(Problem details):
Restate the entries below word for word, omitting nothing.

======== Data for this task

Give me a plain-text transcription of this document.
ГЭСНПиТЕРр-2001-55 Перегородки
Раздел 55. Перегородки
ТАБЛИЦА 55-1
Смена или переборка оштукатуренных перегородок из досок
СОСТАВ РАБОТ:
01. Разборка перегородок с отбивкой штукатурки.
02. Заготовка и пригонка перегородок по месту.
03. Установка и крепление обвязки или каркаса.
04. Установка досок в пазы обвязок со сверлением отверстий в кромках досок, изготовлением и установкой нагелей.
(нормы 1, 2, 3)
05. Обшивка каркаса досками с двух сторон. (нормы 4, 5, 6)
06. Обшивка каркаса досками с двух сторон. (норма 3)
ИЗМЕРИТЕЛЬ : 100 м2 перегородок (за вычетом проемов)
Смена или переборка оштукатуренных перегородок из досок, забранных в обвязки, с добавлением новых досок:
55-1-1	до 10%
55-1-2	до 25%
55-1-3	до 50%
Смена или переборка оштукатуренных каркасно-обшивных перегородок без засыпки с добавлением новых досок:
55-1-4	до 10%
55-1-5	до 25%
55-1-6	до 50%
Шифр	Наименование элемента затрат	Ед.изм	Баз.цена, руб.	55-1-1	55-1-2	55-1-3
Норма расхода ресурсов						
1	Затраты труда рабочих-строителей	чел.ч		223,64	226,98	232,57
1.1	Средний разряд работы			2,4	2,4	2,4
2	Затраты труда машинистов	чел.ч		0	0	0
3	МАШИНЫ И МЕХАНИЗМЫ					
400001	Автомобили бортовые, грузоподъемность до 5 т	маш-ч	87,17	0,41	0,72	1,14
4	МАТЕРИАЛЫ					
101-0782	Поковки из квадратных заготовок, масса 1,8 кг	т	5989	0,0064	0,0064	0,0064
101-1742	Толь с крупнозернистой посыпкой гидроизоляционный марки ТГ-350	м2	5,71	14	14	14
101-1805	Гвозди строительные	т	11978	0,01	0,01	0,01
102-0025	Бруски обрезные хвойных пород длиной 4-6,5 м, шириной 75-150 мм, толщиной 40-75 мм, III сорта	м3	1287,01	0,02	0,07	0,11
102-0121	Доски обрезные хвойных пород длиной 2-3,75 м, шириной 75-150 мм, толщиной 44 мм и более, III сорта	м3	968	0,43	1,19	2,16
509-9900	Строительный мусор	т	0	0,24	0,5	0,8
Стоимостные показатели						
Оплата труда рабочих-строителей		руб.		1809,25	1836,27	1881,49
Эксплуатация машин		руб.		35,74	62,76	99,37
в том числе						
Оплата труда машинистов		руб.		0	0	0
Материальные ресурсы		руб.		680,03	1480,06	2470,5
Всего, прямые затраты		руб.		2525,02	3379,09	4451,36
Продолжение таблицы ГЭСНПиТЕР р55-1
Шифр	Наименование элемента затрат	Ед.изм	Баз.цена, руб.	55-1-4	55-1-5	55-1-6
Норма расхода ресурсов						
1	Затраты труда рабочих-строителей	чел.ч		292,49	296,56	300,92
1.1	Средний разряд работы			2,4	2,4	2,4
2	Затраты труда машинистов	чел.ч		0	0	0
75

================

(Completed task):
Give me a plain-text transcription of this document.
ГЭСНПиТЕРр-2001-55 Перегородки
Раздел 55. Перегородки
ТАБЛИЦА 55-1
Смена или переборка оштукатуренных перегородок из досок
СОСТАВ РАБОТ:
01. Разборка перегородок с отбивкой штукатурки.
02. Заготовка и пригонка перегородок по месту.
03. Установка и крепление обвязки или каркаса.
04. Установка досок в пазы обвязок со сверлением отверстий в кромках досок, изготовлением и установкой нагелей.
(нормы 1, 2, 3)
05. Обшивка каркаса досками с двух сторон. (нормы 4, 5, 6)
06. Обшивка каркаса досками с двух сторон. (норма 3)
ИЗМЕРИТЕЛЬ : 100 м2 перегородок (за вычетом проемов)
Смена или переборка оштукатуренных перегородок из досок, забранных в обвязки, с добавлением новых досок:
55-1-1	до 10%
55-1-2	до 25%
55-1-3	до 50%
Смена или переборка оштукатуренных каркасно-обшивных перегородок без засыпки с добавлением новых досок:
55-1-4	до 10%
55-1-5	до 25%
55-1-6	до 50%
Шифр	Наименование элемента затрат	Ед.изм	Баз.цена, руб.	55-1-1	55-1-2	55-1-3
Норма расхода ресурсов						
1	Затраты труда рабочих-строителей	чел.ч		223,64	226,98	232,57
1.1	Средний разряд работы			2,4	2,4	2,4
2	Затраты труда машинистов	чел.ч		0	0	0
3	МАШИНЫ И МЕХАНИЗМЫ					
400001	Автомобили бортовые, грузоподъемность до 5 т	маш-ч	87,17	0,41	0,72	1,14
4	МАТЕРИАЛЫ					
101-0782	Поковки из квадратных заготовок, масса 1,8 кг	т	5989	0,0064	0,0064	0,0064
101-1742	Толь с крупнозернистой посыпкой гидроизоляционный марки ТГ-350	м2	5,71	14	14	14
101-1805	Гвозди строительные	т	11978	0,01	0,01	0,01
102-0025	Бруски обрезные хвойных пород длиной 4-6,5 м, шириной 75-150 мм, толщиной 40-75 мм, III сорта	м3	1287,01	0,02	0,07	0,11
102-0121	Доски обрезные хвойных пород длиной 2-3,75 м, шириной 75-150 мм, толщиной 44 мм и более, III сорта	м3	968	0,43	1,19	2,16
509-9900	Строительный мусор	т	0	0,24	0,5	0,8
Стоимостные показатели						
Оплата труда рабочих-строителей		руб.		1809,25	1836,27	1881,49
Эксплуатация машин		руб.		35,74	62,76	99,37
в том числе						
Оплата труда машинистов		руб.		0	0	0
Материальные ресурсы		руб.		680,03	1480,06	2470,5
Всего, прямые затраты		руб.		2525,02	3379,09	4451,36
Продолжение таблицы ГЭСНПиТЕР р55-1
Шифр	Наименование элемента затрат	Ед.изм	Баз.цена, руб.	55-1-4	55-1-5	55-1-6
Норма расхода ресурсов						
1	Затраты труда рабочих-строителей	чел.ч		292,49	296,56	300,92
1.1	Средний разряд работы			2,4	2,4	2,4
2	Затраты труда машинистов	чел.ч		0	0	0
75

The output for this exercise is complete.